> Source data
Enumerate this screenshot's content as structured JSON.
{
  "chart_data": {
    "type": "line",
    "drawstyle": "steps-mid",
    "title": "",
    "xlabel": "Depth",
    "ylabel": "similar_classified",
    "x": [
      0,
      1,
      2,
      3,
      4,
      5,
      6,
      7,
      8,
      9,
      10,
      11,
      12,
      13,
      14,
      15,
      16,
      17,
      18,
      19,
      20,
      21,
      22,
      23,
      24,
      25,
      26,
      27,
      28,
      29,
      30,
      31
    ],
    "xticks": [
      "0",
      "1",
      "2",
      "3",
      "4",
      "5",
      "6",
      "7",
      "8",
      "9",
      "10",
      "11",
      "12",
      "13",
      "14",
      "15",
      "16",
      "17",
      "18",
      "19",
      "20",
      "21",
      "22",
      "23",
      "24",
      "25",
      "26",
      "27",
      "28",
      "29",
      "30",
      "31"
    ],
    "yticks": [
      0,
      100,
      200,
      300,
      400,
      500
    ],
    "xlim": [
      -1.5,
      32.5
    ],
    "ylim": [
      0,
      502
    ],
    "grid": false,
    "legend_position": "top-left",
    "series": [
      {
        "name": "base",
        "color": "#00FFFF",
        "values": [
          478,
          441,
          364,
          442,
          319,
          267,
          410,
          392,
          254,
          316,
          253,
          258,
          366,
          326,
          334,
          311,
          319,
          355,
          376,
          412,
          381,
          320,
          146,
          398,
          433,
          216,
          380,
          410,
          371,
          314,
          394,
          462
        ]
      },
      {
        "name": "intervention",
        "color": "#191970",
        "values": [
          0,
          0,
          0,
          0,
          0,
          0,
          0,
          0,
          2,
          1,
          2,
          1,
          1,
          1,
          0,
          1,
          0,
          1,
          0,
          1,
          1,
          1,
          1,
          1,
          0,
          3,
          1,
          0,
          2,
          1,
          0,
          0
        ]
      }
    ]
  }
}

> Aim of the task
Every record above needs to be repeated word for word.

> Response to the task
Enumerate this screenshot's content as structured JSON.
{
  "chart_data": {
    "type": "line",
    "drawstyle": "steps-mid",
    "title": "",
    "xlabel": "Depth",
    "ylabel": "similar_classified",
    "x": [
      0,
      1,
      2,
      3,
      4,
      5,
      6,
      7,
      8,
      9,
      10,
      11,
      12,
      13,
      14,
      15,
      16,
      17,
      18,
      19,
      20,
      21,
      22,
      23,
      24,
      25,
      26,
      27,
      28,
      29,
      30,
      31
    ],
    "xticks": [
      "0",
      "1",
      "2",
      "3",
      "4",
      "5",
      "6",
      "7",
      "8",
      "9",
      "10",
      "11",
      "12",
      "13",
      "14",
      "15",
      "16",
      "17",
      "18",
      "19",
      "20",
      "21",
      "22",
      "23",
      "24",
      "25",
      "26",
      "27",
      "28",
      "29",
      "30",
      "31"
    ],
    "yticks": [
      0,
      100,
      200,
      300,
      400,
      500
    ],
    "xlim": [
      -1.5,
      32.5
    ],
    "ylim": [
      0,
      502
    ],
    "grid": false,
    "legend_position": "top-left",
    "series": [
      {
        "name": "base",
        "color": "#00FFFF",
        "values": [
          478,
          441,
          364,
          442,
          319,
          267,
          410,
          392,
          254,
          316,
          253,
          258,
          366,
          326,
          334,
          311,
          319,
          355,
          376,
          412,
          381,
          320,
          146,
          398,
          433,
          216,
          380,
          410,
          371,
          314,
          394,
          462
        ]
      },
      {
        "name": "intervention",
        "color": "#191970",
        "values": [
          0,
          0,
          0,
          0,
          0,
          0,
          0,
          0,
          2,
          1,
          2,
          1,
          1,
          1,
          0,
          1,
          0,
          1,
          0,
          1,
          1,
          1,
          1,
          1,
          0,
          3,
          1,
          0,
          2,
          1,
          0,
          0
        ]
      }
    ]
  }
}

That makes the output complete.